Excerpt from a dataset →
#####
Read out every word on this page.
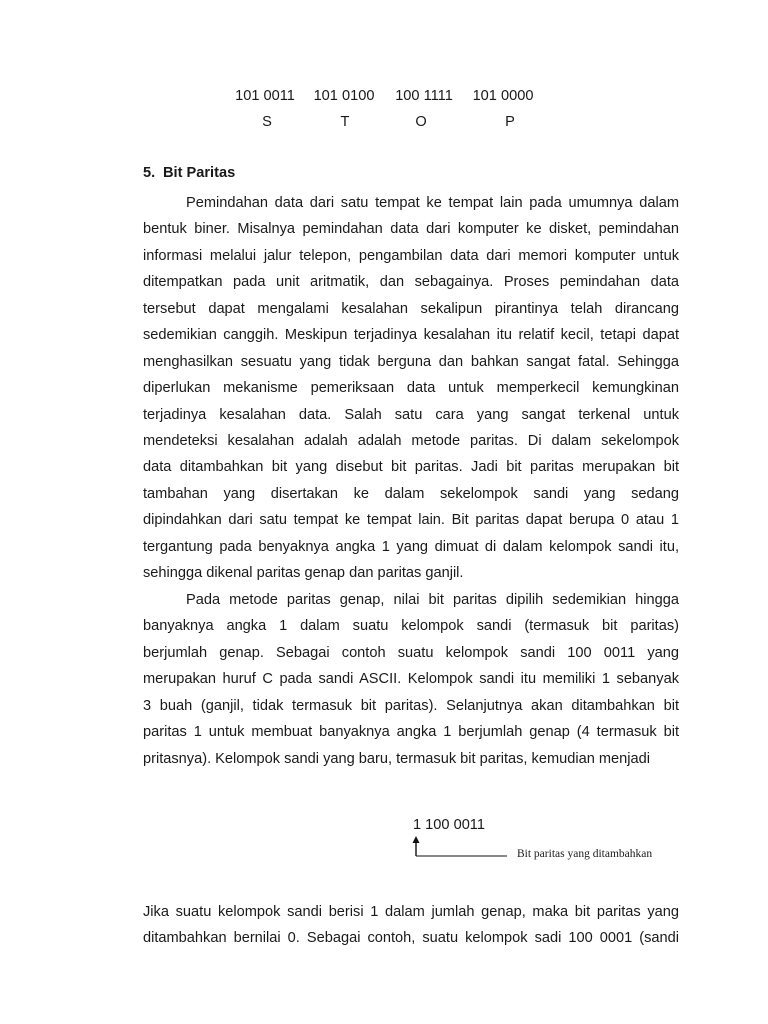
101 0011	101 0100	100 1111	101 0000
S	T	O	P
5. Bit Paritas
Pemindahan data dari satu tempat ke tempat lain pada umumnya dalam
bentuk biner. Misalnya pemindahan data dari komputer ke disket, pemindahan
informasi melalui jalur telepon, pengambilan data dari memori komputer untuk
ditempatkan pada unit aritmatik, dan sebagainya. Proses pemindahan data
tersebut dapat mengalami kesalahan sekalipun pirantinya telah dirancang
sedemikian canggih. Meskipun terjadinya kesalahan itu relatif kecil, tetapi dapat
menghasilkan sesuatu yang tidak berguna dan bahkan sangat fatal. Sehingga
diperlukan mekanisme pemeriksaan data untuk memperkecil kemungkinan
terjadinya kesalahan data. Salah satu cara yang sangat terkenal untuk
mendeteksi kesalahan adalah adalah metode paritas. Di dalam sekelompok
data ditambahkan bit yang disebut bit paritas. Jadi bit paritas merupakan bit
tambahan yang disertakan ke dalam sekelompok sandi yang sedang
dipindahkan dari satu tempat ke tempat lain. Bit paritas dapat berupa 0 atau 1
tergantung pada benyaknya angka 1 yang dimuat di dalam kelompok sandi itu,
sehingga dikenal paritas genap dan paritas ganjil.
Pada metode paritas genap, nilai bit paritas dipilih sedemikian hingga
banyaknya angka 1 dalam suatu kelompok sandi (termasuk bit paritas)
berjumlah genap. Sebagai contoh suatu kelompok sandi 100 0011 yang
merupakan huruf C pada sandi ASCII. Kelompok sandi itu memiliki 1 sebanyak
3 buah (ganjil, tidak termasuk bit paritas). Selanjutnya akan ditambahkan bit
paritas 1 untuk membuat banyaknya angka 1 berjumlah genap (4 termasuk bit
pritasnya). Kelompok sandi yang baru, termasuk bit paritas, kemudian menjadi
1 100 0011
Bit paritas yang ditambahkan
Jika suatu kelompok sandi berisi 1 dalam jumlah genap, maka bit paritas yang
ditambahkan bernilai 0. Sebagai contoh, suatu kelompok sadi 100 0001 (sandi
#####
EXERCISE DETAILS →
Identify every line above that includes the word "dapat", and show those lines.

FINISHED EXERCISE →
tersebut dapat mengalami kesalahan sekalipun pirantinya telah dirancang
sedemikian canggih. Meskipun terjadinya kesalahan itu relatif kecil, tetapi dapat
dipindahkan dari satu tempat ke tempat lain. Bit paritas dapat berupa 0 atau 1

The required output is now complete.